:: Given problem ::
Render the material again word for word, skipping the pictures in it.

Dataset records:
>>>>

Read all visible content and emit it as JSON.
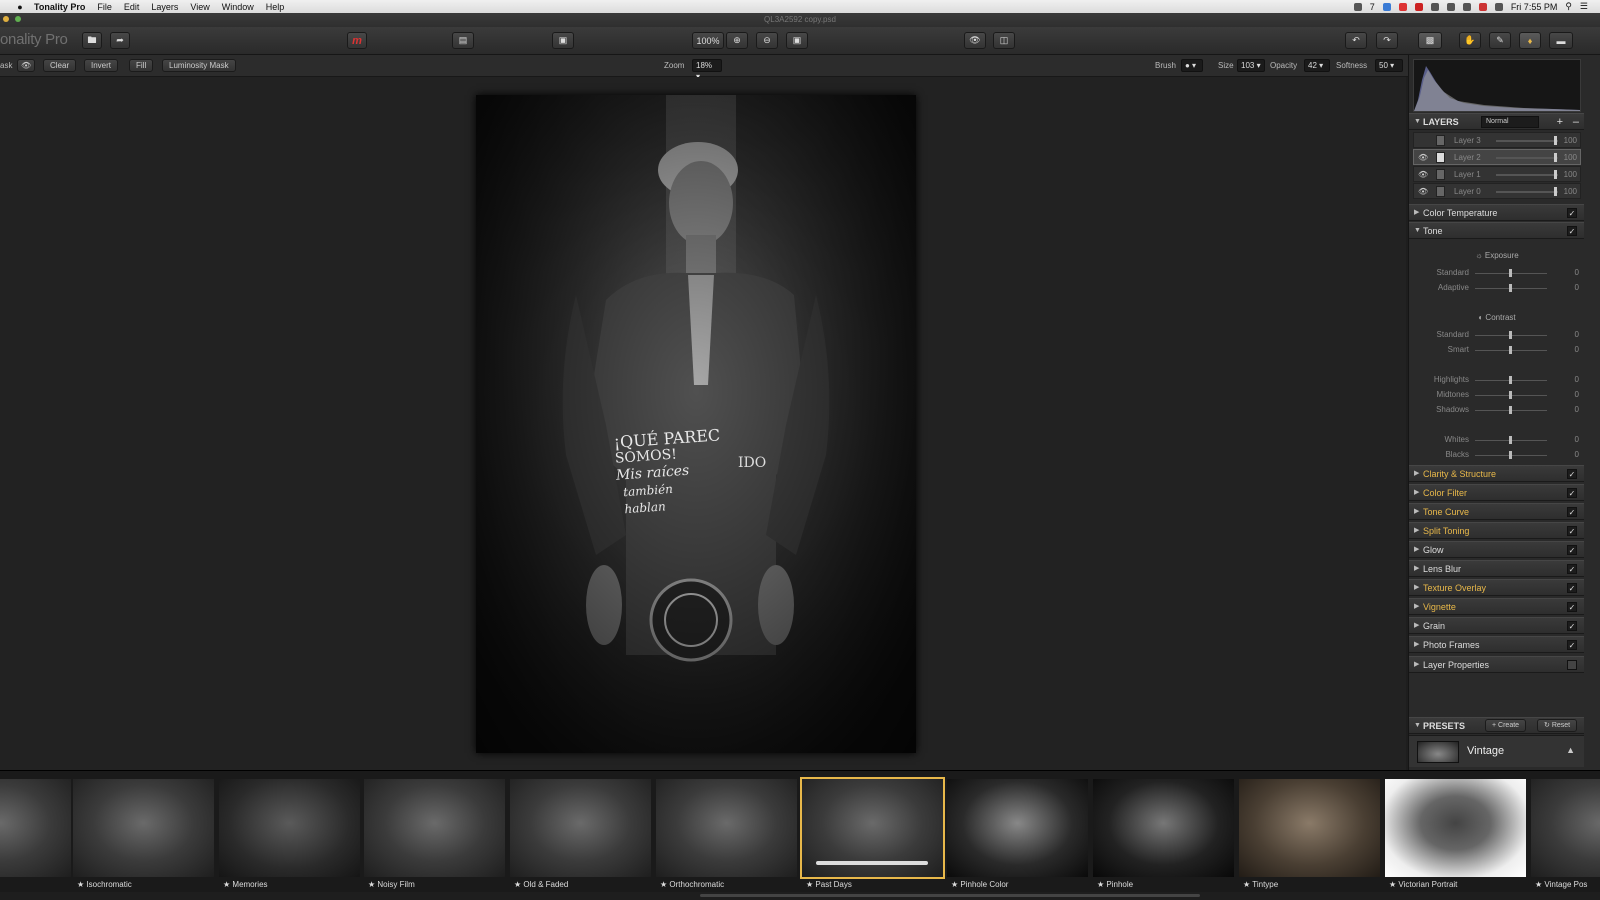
{
  "menubar": {
    "app_name": "Tonality Pro",
    "menus": [
      "File",
      "Edit",
      "Layers",
      "View",
      "Window",
      "Help"
    ],
    "clock": "Fri 7:55 PM",
    "status_num": "7"
  },
  "titlebar": {
    "document": "QL3A2592 copy.psd"
  },
  "toolbar": {
    "logo": "onality Pro",
    "zoom_value": "100%"
  },
  "optbar": {
    "mask_label": "ask",
    "buttons": [
      "Clear",
      "Invert",
      "Fill",
      "Luminosity Mask"
    ],
    "zoom_label": "Zoom",
    "zoom_value": "18%",
    "brush_label": "Brush",
    "size_label": "Size",
    "size_value": "103",
    "opacity_label": "Opacity",
    "opacity_value": "42",
    "softness_label": "Softness",
    "softness_value": "50"
  },
  "photo": {
    "shirt_text_1": "¡QUÉ PAREC",
    "shirt_text_2": "SOMOS!",
    "shirt_text_3": "Mis raíces",
    "shirt_text_4": "también",
    "shirt_text_5": "hablan",
    "shirt_text_6": "IDO"
  },
  "layers": {
    "title": "LAYERS",
    "blend_mode": "Normal",
    "items": [
      {
        "name": "Layer 3",
        "value": "100",
        "visible": false
      },
      {
        "name": "Layer 2",
        "value": "100",
        "visible": true
      },
      {
        "name": "Layer 1",
        "value": "100",
        "visible": true
      },
      {
        "name": "Layer 0",
        "value": "100",
        "visible": true
      }
    ]
  },
  "adjustments": {
    "color_temperature": "Color Temperature",
    "tone": "Tone",
    "exposure": "Exposure",
    "exp_standard": "Standard",
    "exp_adaptive": "Adaptive",
    "contrast": "Contrast",
    "con_standard": "Standard",
    "con_smart": "Smart",
    "highlights": "Highlights",
    "midtones": "Midtones",
    "shadows": "Shadows",
    "whites": "Whites",
    "blacks": "Blacks",
    "zero": "0",
    "sections": [
      {
        "label": "Clarity & Structure",
        "yellow": true
      },
      {
        "label": "Color Filter",
        "yellow": true
      },
      {
        "label": "Tone Curve",
        "yellow": true
      },
      {
        "label": "Split Toning",
        "yellow": true
      },
      {
        "label": "Glow",
        "yellow": false
      },
      {
        "label": "Lens Blur",
        "yellow": false
      },
      {
        "label": "Texture Overlay",
        "yellow": true
      },
      {
        "label": "Vignette",
        "yellow": true
      },
      {
        "label": "Grain",
        "yellow": false
      },
      {
        "label": "Photo Frames",
        "yellow": false
      },
      {
        "label": "Layer Properties",
        "yellow": false
      }
    ]
  },
  "presets": {
    "title": "PRESETS",
    "create": "Create",
    "reset": "Reset",
    "category": "Vintage"
  },
  "filmstrip": [
    "",
    "Isochromatic",
    "Memories",
    "Noisy Film",
    "Old & Faded",
    "Orthochromatic",
    "Past Days",
    "Pinhole Color",
    "Pinhole",
    "Tintype",
    "Victorian Portrait",
    "Vintage Pos"
  ],
  "colors": {
    "accent": "#e8b84a",
    "panel": "#2a2a2a",
    "canvas": "#222222"
  }
}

<<<<

:: Answer to this task ::
Read all visible content and emit it as JSON.
{
  "menubar": {
    "app_name": "Tonality Pro",
    "menus": [
      "File",
      "Edit",
      "Layers",
      "View",
      "Window",
      "Help"
    ],
    "clock": "Fri 7:55 PM",
    "status_num": "7"
  },
  "titlebar": {
    "document": "QL3A2592 copy.psd"
  },
  "toolbar": {
    "logo": "onality Pro",
    "zoom_value": "100%"
  },
  "optbar": {
    "mask_label": "ask",
    "buttons": [
      "Clear",
      "Invert",
      "Fill",
      "Luminosity Mask"
    ],
    "zoom_label": "Zoom",
    "zoom_value": "18%",
    "brush_label": "Brush",
    "size_label": "Size",
    "size_value": "103",
    "opacity_label": "Opacity",
    "opacity_value": "42",
    "softness_label": "Softness",
    "softness_value": "50"
  },
  "photo": {
    "shirt_text_1": "¡QUÉ PAREC",
    "shirt_text_2": "SOMOS!",
    "shirt_text_3": "Mis raíces",
    "shirt_text_4": "también",
    "shirt_text_5": "hablan",
    "shirt_text_6": "IDO"
  },
  "layers": {
    "title": "LAYERS",
    "blend_mode": "Normal",
    "items": [
      {
        "name": "Layer 3",
        "value": "100",
        "visible": false
      },
      {
        "name": "Layer 2",
        "value": "100",
        "visible": true
      },
      {
        "name": "Layer 1",
        "value": "100",
        "visible": true
      },
      {
        "name": "Layer 0",
        "value": "100",
        "visible": true
      }
    ]
  },
  "adjustments": {
    "color_temperature": "Color Temperature",
    "tone": "Tone",
    "exposure": "Exposure",
    "exp_standard": "Standard",
    "exp_adaptive": "Adaptive",
    "contrast": "Contrast",
    "con_standard": "Standard",
    "con_smart": "Smart",
    "highlights": "Highlights",
    "midtones": "Midtones",
    "shadows": "Shadows",
    "whites": "Whites",
    "blacks": "Blacks",
    "zero": "0",
    "sections": [
      {
        "label": "Clarity & Structure",
        "yellow": true
      },
      {
        "label": "Color Filter",
        "yellow": true
      },
      {
        "label": "Tone Curve",
        "yellow": true
      },
      {
        "label": "Split Toning",
        "yellow": true
      },
      {
        "label": "Glow",
        "yellow": false
      },
      {
        "label": "Lens Blur",
        "yellow": false
      },
      {
        "label": "Texture Overlay",
        "yellow": true
      },
      {
        "label": "Vignette",
        "yellow": true
      },
      {
        "label": "Grain",
        "yellow": false
      },
      {
        "label": "Photo Frames",
        "yellow": false
      },
      {
        "label": "Layer Properties",
        "yellow": false
      }
    ]
  },
  "presets": {
    "title": "PRESETS",
    "create": "Create",
    "reset": "Reset",
    "category": "Vintage"
  },
  "filmstrip": [
    "",
    "Isochromatic",
    "Memories",
    "Noisy Film",
    "Old & Faded",
    "Orthochromatic",
    "Past Days",
    "Pinhole Color",
    "Pinhole",
    "Tintype",
    "Victorian Portrait",
    "Vintage Pos"
  ],
  "colors": {
    "accent": "#e8b84a",
    "panel": "#2a2a2a",
    "canvas": "#222222"
  }
}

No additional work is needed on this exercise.